◆ **Brief**
Copy every line that holds "this".
+++
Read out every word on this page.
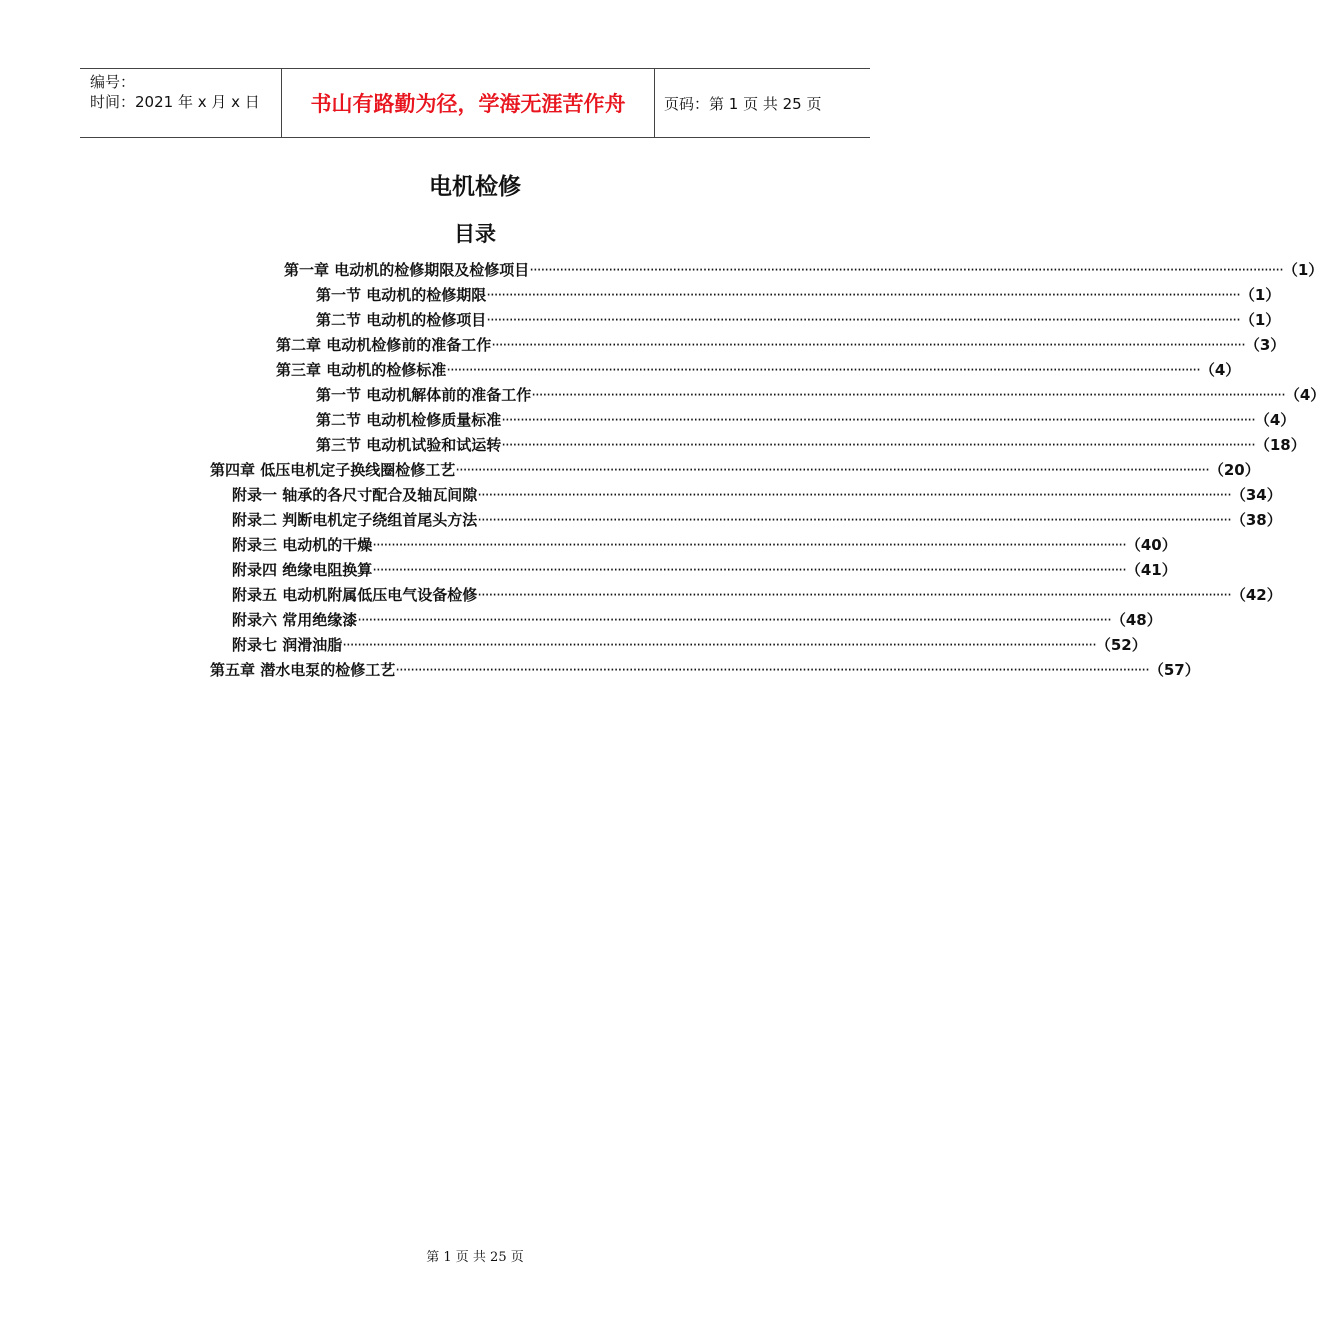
编号：
时间：2021 年 x 月 x 日	书山有路勤为径，学海无涯苦作舟	页码：第 1 页 共 25 页
电机检修
目录
第一章 电动机的检修期限及检修项目 ········································································································································································································ （1）
第一节 电动机的检修期限 ········································································································································································································ （1）
第二节 电动机的检修项目 ········································································································································································································ （1）
第二章 电动机检修前的准备工作 ········································································································································································································ （3）
第三章 电动机的检修标准 ········································································································································································································ （4）
第一节 电动机解体前的准备工作 ········································································································································································································ （4）
第二节 电动机检修质量标准 ········································································································································································································ （4）
第三节 电动机试验和试运转 ········································································································································································································ （18）
第四章 低压电机定子换线圈检修工艺 ········································································································································································································ （20）
附录一 轴承的各尺寸配合及轴瓦间隙 ········································································································································································································ （34）
附录二 判断电机定子绕组首尾头方法 ········································································································································································································ （38）
附录三 电动机的干燥 ········································································································································································································ （40）
附录四 绝缘电阻换算 ········································································································································································································ （41）
附录五 电动机附属低压电气设备检修 ········································································································································································································ （42）
附录六 常用绝缘漆 ········································································································································································································ （48）
附录七 润滑油脂 ········································································································································································································ （52）
第五章 潜水电泵的检修工艺 ········································································································································································································ （57）
第 1 页 共 25 页
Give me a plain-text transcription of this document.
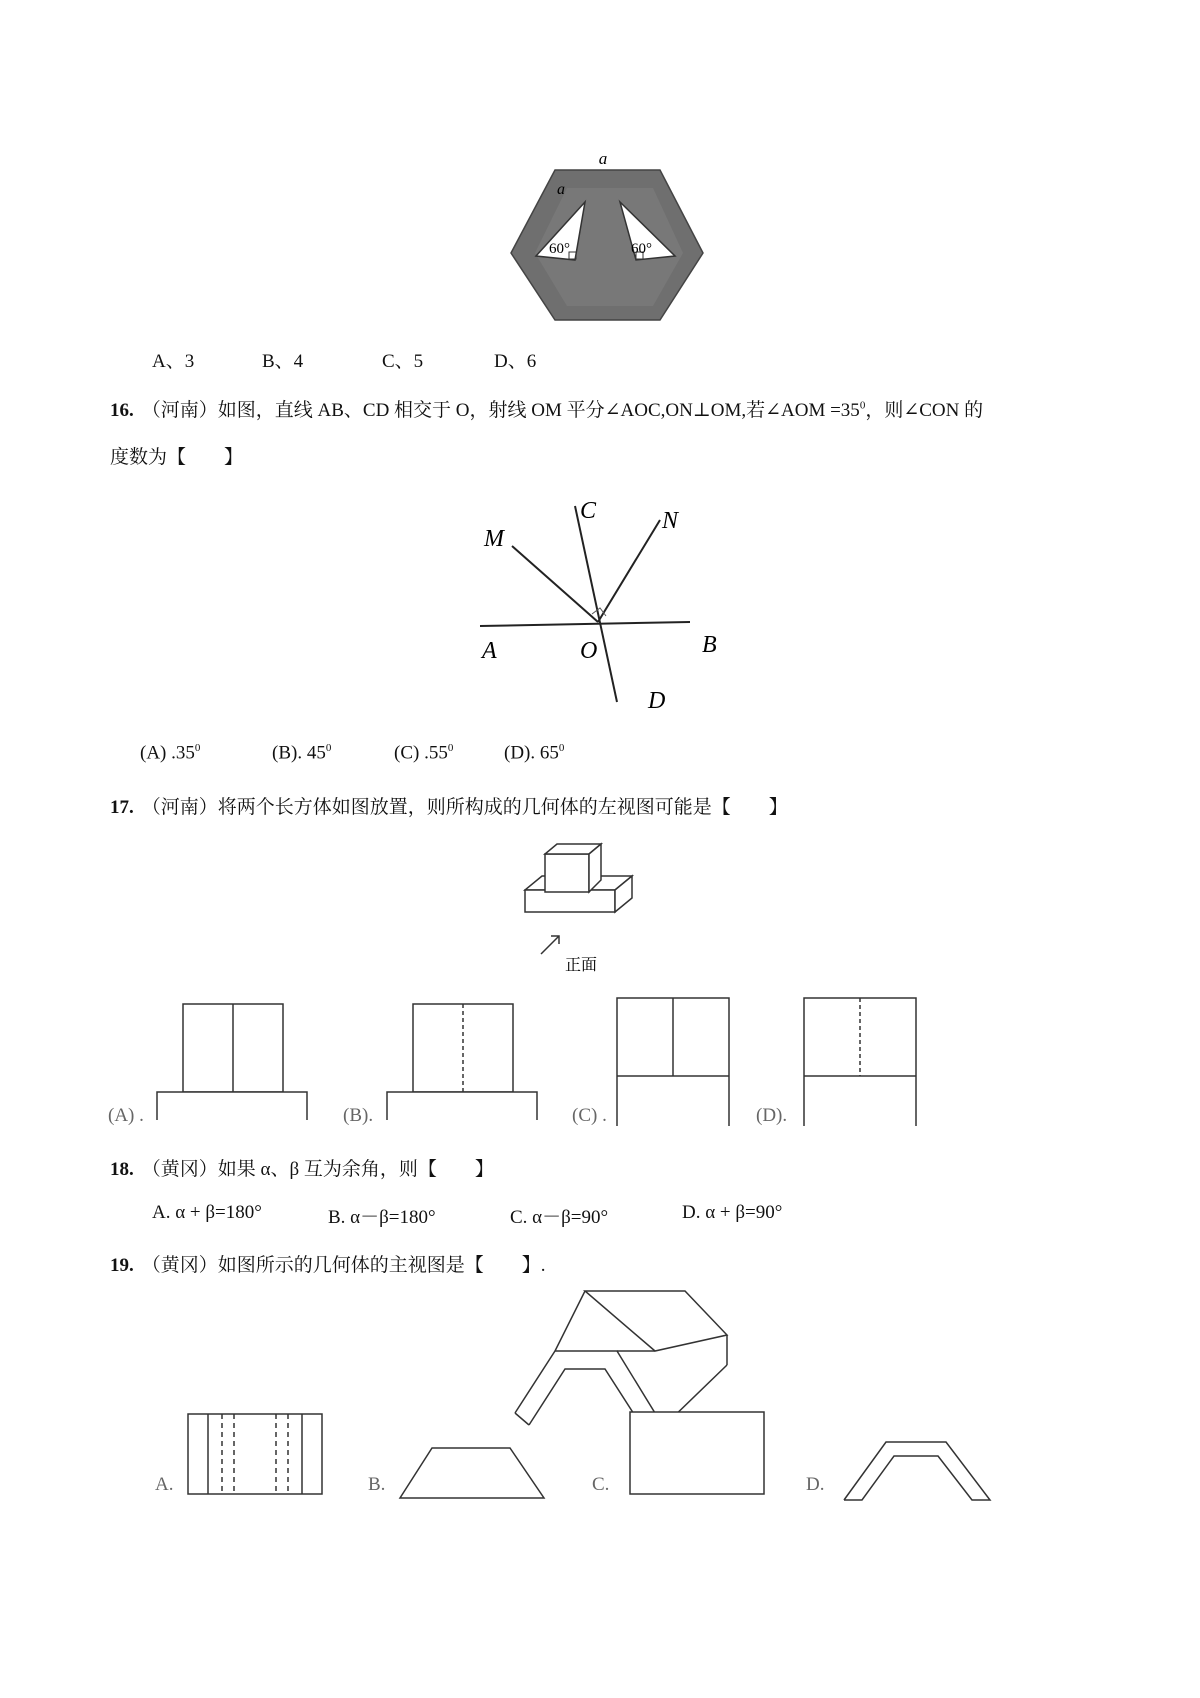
a
a
60°	60°
A、3	B、4	C、5	D、6
16. （河南）如图，直线 AB、CD 相交于 O，射线 OM 平分∠AOC,ON⊥OM,若∠AOM $=35^0$，则∠CON 的
度数为【　　】
M
C	N
A	O	B
D
(A) $.35^0$	(B). $45^0$	(C) $.55^0$	(D). $65^0$
17. （河南）将两个长方体如图放置，则所构成的几何体的左视图可能是【　　】
正面
(A) .	(B).	(C) .	(D).
18. （黄冈）如果 α、β 互为余角，则【　　】
A. α + β=180°	B. α－β=180°	C. α－β=90°	D. α + β=90°
19. （黄冈）如图所示的几何体的主视图是【　　】.
A.	B.	C.	D.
+++
◆ **Right answer**
Read out every word on this page.
Give me a plain-text transcription of this document.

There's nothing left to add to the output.